Exercise
What is the number of lines in the data that hold the string "xlabel"? Reply with that number only.

Task data
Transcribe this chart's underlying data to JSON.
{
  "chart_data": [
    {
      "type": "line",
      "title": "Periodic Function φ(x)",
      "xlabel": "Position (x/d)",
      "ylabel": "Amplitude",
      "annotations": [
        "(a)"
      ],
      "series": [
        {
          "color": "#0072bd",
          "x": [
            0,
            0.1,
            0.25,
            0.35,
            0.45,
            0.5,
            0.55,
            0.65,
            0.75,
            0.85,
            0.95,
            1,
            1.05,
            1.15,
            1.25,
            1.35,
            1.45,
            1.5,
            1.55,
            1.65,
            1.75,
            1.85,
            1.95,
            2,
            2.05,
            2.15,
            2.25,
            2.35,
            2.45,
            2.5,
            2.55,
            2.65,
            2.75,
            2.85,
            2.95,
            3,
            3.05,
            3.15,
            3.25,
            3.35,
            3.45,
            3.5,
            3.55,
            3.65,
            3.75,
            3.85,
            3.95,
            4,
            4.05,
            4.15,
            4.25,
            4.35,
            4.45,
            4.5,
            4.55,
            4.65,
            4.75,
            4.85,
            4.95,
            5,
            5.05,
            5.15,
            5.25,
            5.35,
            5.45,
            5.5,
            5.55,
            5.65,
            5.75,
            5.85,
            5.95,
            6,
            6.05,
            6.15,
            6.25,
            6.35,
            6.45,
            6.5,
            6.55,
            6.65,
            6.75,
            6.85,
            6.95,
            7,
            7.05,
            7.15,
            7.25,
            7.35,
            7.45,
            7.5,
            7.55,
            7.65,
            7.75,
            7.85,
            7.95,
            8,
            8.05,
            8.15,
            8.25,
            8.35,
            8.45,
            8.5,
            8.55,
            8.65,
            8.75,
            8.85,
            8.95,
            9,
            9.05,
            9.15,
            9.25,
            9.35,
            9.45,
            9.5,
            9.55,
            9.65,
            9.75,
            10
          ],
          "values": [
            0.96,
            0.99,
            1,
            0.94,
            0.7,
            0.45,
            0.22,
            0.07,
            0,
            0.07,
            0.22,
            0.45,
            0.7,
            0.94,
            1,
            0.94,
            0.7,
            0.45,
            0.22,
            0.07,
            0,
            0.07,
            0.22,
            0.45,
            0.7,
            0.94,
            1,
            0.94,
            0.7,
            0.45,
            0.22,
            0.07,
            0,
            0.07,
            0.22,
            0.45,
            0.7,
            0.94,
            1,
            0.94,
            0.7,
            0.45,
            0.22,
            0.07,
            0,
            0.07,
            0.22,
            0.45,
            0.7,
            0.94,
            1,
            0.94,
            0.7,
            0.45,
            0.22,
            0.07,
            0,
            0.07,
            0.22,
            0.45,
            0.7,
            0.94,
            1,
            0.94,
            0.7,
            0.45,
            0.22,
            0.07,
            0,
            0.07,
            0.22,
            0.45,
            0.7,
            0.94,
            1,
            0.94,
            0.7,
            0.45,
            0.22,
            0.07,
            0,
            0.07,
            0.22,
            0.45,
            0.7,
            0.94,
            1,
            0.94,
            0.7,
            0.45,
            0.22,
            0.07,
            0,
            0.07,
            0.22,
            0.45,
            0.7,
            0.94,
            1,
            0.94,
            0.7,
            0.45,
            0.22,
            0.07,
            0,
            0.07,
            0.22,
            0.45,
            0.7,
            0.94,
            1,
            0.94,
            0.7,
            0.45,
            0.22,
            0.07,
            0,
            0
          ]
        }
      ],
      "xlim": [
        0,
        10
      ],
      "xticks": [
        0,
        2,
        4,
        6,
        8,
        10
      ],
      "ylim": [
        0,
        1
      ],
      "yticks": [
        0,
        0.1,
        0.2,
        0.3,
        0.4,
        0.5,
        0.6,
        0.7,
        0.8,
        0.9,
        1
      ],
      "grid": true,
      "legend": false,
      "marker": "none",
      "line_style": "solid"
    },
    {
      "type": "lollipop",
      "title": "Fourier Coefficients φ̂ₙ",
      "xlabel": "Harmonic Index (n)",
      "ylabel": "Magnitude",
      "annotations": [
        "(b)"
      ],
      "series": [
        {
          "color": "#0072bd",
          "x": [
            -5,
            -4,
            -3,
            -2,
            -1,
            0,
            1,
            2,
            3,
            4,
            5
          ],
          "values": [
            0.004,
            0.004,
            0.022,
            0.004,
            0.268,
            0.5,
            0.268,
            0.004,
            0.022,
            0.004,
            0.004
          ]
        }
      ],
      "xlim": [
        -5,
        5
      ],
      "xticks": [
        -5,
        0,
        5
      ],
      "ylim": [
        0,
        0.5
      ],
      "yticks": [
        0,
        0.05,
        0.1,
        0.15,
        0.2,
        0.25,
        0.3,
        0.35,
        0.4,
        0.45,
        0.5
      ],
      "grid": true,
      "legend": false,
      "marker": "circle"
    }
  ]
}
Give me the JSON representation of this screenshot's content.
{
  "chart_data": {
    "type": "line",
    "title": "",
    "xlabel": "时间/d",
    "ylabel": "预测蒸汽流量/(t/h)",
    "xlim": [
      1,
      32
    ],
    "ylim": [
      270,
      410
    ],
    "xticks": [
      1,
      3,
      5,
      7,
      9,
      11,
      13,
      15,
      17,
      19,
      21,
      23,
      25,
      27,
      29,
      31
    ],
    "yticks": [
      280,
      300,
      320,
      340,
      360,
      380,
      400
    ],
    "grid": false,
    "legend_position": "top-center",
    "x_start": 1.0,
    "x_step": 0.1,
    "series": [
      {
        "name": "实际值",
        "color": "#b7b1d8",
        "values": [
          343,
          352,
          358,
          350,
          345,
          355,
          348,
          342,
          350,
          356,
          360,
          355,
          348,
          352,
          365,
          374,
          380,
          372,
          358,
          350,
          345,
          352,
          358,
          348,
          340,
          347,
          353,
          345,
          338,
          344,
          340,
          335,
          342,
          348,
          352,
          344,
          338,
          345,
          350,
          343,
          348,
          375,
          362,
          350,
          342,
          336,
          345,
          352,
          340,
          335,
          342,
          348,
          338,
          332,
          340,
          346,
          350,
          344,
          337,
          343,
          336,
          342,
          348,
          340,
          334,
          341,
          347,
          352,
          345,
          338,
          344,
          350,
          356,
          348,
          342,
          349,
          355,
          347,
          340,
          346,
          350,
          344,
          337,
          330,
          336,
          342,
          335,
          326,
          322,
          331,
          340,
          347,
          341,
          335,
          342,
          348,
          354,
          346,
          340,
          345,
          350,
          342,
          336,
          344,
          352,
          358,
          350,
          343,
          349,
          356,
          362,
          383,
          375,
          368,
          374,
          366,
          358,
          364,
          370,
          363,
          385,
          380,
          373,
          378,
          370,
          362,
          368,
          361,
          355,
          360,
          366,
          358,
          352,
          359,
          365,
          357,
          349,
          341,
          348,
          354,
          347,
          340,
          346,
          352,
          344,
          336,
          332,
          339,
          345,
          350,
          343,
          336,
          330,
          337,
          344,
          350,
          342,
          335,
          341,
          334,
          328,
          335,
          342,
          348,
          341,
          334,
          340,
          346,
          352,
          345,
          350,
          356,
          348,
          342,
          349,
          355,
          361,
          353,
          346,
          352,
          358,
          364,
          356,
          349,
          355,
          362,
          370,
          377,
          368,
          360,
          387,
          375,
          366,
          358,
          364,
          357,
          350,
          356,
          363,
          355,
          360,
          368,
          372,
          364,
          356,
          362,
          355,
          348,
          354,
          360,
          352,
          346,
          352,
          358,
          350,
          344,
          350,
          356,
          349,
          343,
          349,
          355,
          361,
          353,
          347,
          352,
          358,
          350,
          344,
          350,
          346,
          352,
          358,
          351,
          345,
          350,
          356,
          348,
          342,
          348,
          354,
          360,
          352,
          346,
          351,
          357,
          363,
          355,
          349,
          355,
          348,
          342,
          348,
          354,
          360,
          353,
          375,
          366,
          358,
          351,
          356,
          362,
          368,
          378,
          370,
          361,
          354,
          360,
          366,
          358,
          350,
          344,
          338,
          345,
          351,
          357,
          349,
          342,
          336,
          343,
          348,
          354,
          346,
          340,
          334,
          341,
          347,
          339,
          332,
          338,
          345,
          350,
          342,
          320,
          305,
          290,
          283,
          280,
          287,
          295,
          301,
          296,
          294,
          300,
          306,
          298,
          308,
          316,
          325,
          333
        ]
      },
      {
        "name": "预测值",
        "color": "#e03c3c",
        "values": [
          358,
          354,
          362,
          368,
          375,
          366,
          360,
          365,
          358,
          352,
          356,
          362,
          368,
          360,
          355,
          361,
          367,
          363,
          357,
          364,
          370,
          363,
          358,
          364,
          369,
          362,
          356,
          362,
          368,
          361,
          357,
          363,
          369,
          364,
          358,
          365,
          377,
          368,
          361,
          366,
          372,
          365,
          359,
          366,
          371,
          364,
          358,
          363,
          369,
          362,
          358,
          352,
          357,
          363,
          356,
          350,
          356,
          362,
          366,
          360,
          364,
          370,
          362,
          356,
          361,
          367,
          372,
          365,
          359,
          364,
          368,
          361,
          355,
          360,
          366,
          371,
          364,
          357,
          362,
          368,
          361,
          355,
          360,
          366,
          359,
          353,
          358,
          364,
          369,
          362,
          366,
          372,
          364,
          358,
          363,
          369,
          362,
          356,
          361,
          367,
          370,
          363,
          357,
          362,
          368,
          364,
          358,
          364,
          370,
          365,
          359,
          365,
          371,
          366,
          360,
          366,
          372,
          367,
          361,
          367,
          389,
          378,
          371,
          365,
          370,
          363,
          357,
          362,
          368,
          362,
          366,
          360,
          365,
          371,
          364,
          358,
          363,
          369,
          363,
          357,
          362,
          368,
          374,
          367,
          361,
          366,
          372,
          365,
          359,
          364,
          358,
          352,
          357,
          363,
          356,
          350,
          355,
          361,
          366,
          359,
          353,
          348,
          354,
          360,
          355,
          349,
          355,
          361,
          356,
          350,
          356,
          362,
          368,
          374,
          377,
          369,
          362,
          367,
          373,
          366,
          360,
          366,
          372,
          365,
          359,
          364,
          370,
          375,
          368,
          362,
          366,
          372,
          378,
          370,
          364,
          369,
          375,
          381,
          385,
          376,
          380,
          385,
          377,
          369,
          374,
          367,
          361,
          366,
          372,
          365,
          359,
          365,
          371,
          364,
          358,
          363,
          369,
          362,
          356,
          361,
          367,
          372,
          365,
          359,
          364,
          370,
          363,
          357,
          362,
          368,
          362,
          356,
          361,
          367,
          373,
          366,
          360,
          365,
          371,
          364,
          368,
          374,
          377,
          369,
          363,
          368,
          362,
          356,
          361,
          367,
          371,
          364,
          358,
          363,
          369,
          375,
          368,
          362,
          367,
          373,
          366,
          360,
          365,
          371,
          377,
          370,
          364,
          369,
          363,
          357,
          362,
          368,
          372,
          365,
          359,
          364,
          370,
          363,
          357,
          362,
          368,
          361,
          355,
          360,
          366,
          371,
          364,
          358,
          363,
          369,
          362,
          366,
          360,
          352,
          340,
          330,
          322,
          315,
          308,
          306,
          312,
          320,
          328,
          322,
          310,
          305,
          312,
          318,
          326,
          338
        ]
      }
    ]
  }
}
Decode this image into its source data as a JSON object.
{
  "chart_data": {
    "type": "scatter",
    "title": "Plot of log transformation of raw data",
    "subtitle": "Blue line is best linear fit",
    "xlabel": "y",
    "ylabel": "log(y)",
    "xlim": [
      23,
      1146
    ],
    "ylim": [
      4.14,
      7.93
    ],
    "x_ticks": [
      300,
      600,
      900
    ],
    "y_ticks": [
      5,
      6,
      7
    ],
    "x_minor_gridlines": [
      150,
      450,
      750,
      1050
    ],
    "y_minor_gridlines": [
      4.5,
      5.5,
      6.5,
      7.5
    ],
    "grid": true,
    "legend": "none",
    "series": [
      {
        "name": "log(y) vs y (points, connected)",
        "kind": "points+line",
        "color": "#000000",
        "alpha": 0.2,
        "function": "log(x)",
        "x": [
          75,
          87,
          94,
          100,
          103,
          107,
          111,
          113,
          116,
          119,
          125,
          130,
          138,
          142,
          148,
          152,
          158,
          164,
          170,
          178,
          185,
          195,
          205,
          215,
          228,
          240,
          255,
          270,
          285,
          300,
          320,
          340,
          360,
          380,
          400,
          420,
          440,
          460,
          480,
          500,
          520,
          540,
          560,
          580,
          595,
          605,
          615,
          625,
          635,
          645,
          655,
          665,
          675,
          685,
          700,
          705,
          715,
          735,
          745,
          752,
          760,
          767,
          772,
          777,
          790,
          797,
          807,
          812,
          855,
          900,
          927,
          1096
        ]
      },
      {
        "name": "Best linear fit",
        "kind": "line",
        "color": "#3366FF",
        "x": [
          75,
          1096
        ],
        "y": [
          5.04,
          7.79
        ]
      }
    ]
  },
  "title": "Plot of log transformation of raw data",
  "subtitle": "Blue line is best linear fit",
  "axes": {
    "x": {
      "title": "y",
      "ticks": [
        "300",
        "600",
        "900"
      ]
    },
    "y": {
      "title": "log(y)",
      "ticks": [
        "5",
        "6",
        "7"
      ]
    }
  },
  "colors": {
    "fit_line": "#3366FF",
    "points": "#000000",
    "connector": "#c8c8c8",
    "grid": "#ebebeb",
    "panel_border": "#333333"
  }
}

Solution for this exercise
4